* _What this exercise asks_
a – In the htmlspecialchars article, what kind of flaws does the function help avoid in a forum or comment space?
b – Copy the records from their first line through the line holding "right-page (468, 2, 927, 600)", inclusive, keeping each line the same.

* _Text passage_
2019 / 06 / 01 - article (#php, #bad-idea-good-idea)

htmlspecialchars()

From the PHP documentation, it converts special characters to HTML entities.

Bad idea: Using htmlspecialchars for “clearing” input

This method is made to transform HTML-related characters to their HTML entity counterparts, not to “clean” data before a save operation, e.g. a SQL INSERT (1).

We see a lot of htmlspecialchars usage for saving data into a database, which is definitely not a good thing.

<?php
// Example
$username = htmlspecialchars($_POST['username']);
$db->query("SELECT * FROM users WHERE username = '$username';");

Not only this won’t properly prevent SQL injections, but you’ll also end up modifying the data in a non-reversible way. You cannot revert back the data to “not HTML special chars” in a reliable way.

This means that, by using htmlspecialchars here, you can’t provide any “edit” system, as you won’t be able to allow the user to edit the original message.

Good idea: Using htmlspecialchars to sanitize user-generated content

As said before, this method is made to be used when outputting content to a page. It’s tasked with replacing any HTML-related character with their HTML entity counterpart.

For example, if you have a forum or a comment space, you can use this method to avoid XSS flaws.

<?php
// Example
$comment = 'This is a comment <script src="badstuff.js"></script> to test XSS';
?>
// ...
<article><?= htmlspecialchars($comment); ?></article>

* _Entries shown_
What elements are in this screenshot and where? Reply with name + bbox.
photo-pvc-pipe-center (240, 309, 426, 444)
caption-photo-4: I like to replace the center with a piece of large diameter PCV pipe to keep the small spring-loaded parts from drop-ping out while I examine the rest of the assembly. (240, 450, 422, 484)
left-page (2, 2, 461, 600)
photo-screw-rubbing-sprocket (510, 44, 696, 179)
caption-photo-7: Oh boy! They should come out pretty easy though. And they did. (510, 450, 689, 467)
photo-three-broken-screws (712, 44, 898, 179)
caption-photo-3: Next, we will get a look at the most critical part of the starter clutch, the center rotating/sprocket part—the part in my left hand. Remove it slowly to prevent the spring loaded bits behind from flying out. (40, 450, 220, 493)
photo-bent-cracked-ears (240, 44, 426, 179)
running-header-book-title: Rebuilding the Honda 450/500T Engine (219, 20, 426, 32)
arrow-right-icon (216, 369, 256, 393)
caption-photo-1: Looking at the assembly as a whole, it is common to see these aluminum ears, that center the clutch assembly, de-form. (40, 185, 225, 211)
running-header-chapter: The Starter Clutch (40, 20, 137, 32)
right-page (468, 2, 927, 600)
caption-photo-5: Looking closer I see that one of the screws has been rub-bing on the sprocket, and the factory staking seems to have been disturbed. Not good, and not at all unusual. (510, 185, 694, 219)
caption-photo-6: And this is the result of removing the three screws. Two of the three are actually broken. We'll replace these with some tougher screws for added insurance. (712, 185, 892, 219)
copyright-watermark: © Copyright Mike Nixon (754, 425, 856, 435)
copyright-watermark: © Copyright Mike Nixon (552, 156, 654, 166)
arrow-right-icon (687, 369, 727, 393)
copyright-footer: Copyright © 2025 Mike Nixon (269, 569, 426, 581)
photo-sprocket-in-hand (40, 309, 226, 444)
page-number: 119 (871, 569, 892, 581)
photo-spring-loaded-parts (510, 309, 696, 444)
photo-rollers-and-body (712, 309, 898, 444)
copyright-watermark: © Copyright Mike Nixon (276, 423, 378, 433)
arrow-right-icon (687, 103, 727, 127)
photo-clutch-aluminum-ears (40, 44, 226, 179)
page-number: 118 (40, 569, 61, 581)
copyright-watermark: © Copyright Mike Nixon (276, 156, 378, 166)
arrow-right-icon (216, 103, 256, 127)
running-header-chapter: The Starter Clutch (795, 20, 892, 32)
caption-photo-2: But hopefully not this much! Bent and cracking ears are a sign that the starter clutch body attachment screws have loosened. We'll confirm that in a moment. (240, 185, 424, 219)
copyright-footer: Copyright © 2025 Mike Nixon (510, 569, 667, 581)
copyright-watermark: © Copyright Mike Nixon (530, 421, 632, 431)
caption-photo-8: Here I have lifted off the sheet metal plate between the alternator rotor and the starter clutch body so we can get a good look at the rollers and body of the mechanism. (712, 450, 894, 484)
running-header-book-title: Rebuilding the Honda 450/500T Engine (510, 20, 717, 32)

* _Answers by task_
a – XSS flaws.

b –
What elements are in this screenshot and where? Reply with name + bbox.
photo-pvc-pipe-center (240, 309, 426, 444)
caption-photo-4: I like to replace the center with a piece of large diameter PCV pipe to keep the small spring-loaded parts from drop-ping out while I examine the rest of the assembly. (240, 450, 422, 484)
left-page (2, 2, 461, 600)
photo-screw-rubbing-sprocket (510, 44, 696, 179)
caption-photo-7: Oh boy! They should come out pretty easy though. And they did. (510, 450, 689, 467)
photo-three-broken-screws (712, 44, 898, 179)
caption-photo-3: Next, we will get a look at the most critical part of the starter clutch, the center rotating/sprocket part—the part in my left hand. Remove it slowly to prevent the spring loaded bits behind from flying out. (40, 450, 220, 493)
photo-bent-cracked-ears (240, 44, 426, 179)
running-header-book-title: Rebuilding the Honda 450/500T Engine (219, 20, 426, 32)
arrow-right-icon (216, 369, 256, 393)
caption-photo-1: Looking at the assembly as a whole, it is common to see these aluminum ears, that center the clutch assembly, de-form. (40, 185, 225, 211)
running-header-chapter: The Starter Clutch (40, 20, 137, 32)
right-page (468, 2, 927, 600)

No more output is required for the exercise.